* _Exercise instructions_
Write out the full listing again, exactly as it stands.
-- Begin Raw data --
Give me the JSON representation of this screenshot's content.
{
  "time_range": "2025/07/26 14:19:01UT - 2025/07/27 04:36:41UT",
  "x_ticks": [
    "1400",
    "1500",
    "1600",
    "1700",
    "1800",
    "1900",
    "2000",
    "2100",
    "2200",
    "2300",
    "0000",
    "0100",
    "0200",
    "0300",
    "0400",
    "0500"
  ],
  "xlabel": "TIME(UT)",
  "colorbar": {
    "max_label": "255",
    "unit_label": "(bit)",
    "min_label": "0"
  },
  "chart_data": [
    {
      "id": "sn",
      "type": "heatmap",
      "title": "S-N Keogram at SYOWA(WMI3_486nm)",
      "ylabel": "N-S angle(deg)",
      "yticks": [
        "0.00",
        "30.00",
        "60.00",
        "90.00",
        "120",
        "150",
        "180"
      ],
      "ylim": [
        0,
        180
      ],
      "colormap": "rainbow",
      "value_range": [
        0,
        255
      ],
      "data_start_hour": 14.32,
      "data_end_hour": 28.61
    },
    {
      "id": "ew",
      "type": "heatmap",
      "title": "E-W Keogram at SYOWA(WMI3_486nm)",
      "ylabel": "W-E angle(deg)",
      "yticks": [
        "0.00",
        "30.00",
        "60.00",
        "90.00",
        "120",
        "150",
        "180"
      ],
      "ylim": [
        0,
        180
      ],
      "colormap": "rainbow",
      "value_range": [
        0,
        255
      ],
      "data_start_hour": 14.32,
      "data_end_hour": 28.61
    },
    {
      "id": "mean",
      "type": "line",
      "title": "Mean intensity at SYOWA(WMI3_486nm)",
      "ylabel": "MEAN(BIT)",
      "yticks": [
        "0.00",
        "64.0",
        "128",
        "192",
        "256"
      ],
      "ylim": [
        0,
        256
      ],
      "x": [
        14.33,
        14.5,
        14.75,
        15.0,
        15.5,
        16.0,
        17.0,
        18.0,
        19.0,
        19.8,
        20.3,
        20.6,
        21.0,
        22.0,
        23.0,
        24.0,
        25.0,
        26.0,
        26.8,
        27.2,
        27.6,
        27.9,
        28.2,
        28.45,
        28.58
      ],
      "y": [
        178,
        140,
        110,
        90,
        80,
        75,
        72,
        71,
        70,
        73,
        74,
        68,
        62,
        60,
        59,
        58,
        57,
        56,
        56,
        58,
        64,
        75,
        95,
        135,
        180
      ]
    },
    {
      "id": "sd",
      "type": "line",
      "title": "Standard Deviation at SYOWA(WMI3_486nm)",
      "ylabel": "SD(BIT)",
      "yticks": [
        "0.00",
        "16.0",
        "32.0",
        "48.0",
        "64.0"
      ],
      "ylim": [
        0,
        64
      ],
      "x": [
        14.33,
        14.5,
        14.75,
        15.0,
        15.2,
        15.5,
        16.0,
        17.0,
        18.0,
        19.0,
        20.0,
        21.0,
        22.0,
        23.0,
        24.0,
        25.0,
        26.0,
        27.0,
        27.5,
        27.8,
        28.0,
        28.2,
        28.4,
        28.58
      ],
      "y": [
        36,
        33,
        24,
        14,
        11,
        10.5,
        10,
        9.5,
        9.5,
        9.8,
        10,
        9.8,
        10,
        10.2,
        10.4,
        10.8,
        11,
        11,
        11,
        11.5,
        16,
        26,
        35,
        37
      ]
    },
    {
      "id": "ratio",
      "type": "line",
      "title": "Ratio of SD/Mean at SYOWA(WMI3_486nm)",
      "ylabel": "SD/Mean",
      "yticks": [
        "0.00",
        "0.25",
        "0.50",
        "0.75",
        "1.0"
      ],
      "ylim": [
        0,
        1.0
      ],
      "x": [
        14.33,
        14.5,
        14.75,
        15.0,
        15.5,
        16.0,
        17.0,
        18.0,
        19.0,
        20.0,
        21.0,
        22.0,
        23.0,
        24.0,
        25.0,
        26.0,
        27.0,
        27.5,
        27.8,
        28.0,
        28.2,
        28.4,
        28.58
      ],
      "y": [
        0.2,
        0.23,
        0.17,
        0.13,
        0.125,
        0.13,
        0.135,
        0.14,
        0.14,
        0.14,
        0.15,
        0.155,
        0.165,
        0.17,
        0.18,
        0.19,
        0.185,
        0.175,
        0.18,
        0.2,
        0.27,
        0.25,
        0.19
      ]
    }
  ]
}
-- End Raw data --
* _Answer_
Give me the JSON representation of this screenshot's content.
{
  "time_range": "2025/07/26 14:19:01UT - 2025/07/27 04:36:41UT",
  "x_ticks": [
    "1400",
    "1500",
    "1600",
    "1700",
    "1800",
    "1900",
    "2000",
    "2100",
    "2200",
    "2300",
    "0000",
    "0100",
    "0200",
    "0300",
    "0400",
    "0500"
  ],
  "xlabel": "TIME(UT)",
  "colorbar": {
    "max_label": "255",
    "unit_label": "(bit)",
    "min_label": "0"
  },
  "chart_data": [
    {
      "id": "sn",
      "type": "heatmap",
      "title": "S-N Keogram at SYOWA(WMI3_486nm)",
      "ylabel": "N-S angle(deg)",
      "yticks": [
        "0.00",
        "30.00",
        "60.00",
        "90.00",
        "120",
        "150",
        "180"
      ],
      "ylim": [
        0,
        180
      ],
      "colormap": "rainbow",
      "value_range": [
        0,
        255
      ],
      "data_start_hour": 14.32,
      "data_end_hour": 28.61
    },
    {
      "id": "ew",
      "type": "heatmap",
      "title": "E-W Keogram at SYOWA(WMI3_486nm)",
      "ylabel": "W-E angle(deg)",
      "yticks": [
        "0.00",
        "30.00",
        "60.00",
        "90.00",
        "120",
        "150",
        "180"
      ],
      "ylim": [
        0,
        180
      ],
      "colormap": "rainbow",
      "value_range": [
        0,
        255
      ],
      "data_start_hour": 14.32,
      "data_end_hour": 28.61
    },
    {
      "id": "mean",
      "type": "line",
      "title": "Mean intensity at SYOWA(WMI3_486nm)",
      "ylabel": "MEAN(BIT)",
      "yticks": [
        "0.00",
        "64.0",
        "128",
        "192",
        "256"
      ],
      "ylim": [
        0,
        256
      ],
      "x": [
        14.33,
        14.5,
        14.75,
        15.0,
        15.5,
        16.0,
        17.0,
        18.0,
        19.0,
        19.8,
        20.3,
        20.6,
        21.0,
        22.0,
        23.0,
        24.0,
        25.0,
        26.0,
        26.8,
        27.2,
        27.6,
        27.9,
        28.2,
        28.45,
        28.58
      ],
      "y": [
        178,
        140,
        110,
        90,
        80,
        75,
        72,
        71,
        70,
        73,
        74,
        68,
        62,
        60,
        59,
        58,
        57,
        56,
        56,
        58,
        64,
        75,
        95,
        135,
        180
      ]
    },
    {
      "id": "sd",
      "type": "line",
      "title": "Standard Deviation at SYOWA(WMI3_486nm)",
      "ylabel": "SD(BIT)",
      "yticks": [
        "0.00",
        "16.0",
        "32.0",
        "48.0",
        "64.0"
      ],
      "ylim": [
        0,
        64
      ],
      "x": [
        14.33,
        14.5,
        14.75,
        15.0,
        15.2,
        15.5,
        16.0,
        17.0,
        18.0,
        19.0,
        20.0,
        21.0,
        22.0,
        23.0,
        24.0,
        25.0,
        26.0,
        27.0,
        27.5,
        27.8,
        28.0,
        28.2,
        28.4,
        28.58
      ],
      "y": [
        36,
        33,
        24,
        14,
        11,
        10.5,
        10,
        9.5,
        9.5,
        9.8,
        10,
        9.8,
        10,
        10.2,
        10.4,
        10.8,
        11,
        11,
        11,
        11.5,
        16,
        26,
        35,
        37
      ]
    },
    {
      "id": "ratio",
      "type": "line",
      "title": "Ratio of SD/Mean at SYOWA(WMI3_486nm)",
      "ylabel": "SD/Mean",
      "yticks": [
        "0.00",
        "0.25",
        "0.50",
        "0.75",
        "1.0"
      ],
      "ylim": [
        0,
        1.0
      ],
      "x": [
        14.33,
        14.5,
        14.75,
        15.0,
        15.5,
        16.0,
        17.0,
        18.0,
        19.0,
        20.0,
        21.0,
        22.0,
        23.0,
        24.0,
        25.0,
        26.0,
        27.0,
        27.5,
        27.8,
        28.0,
        28.2,
        28.4,
        28.58
      ],
      "y": [
        0.2,
        0.23,
        0.17,
        0.13,
        0.125,
        0.13,
        0.135,
        0.14,
        0.14,
        0.14,
        0.15,
        0.155,
        0.165,
        0.17,
        0.18,
        0.19,
        0.185,
        0.175,
        0.18,
        0.2,
        0.27,
        0.25,
        0.19
      ]
    }
  ]
}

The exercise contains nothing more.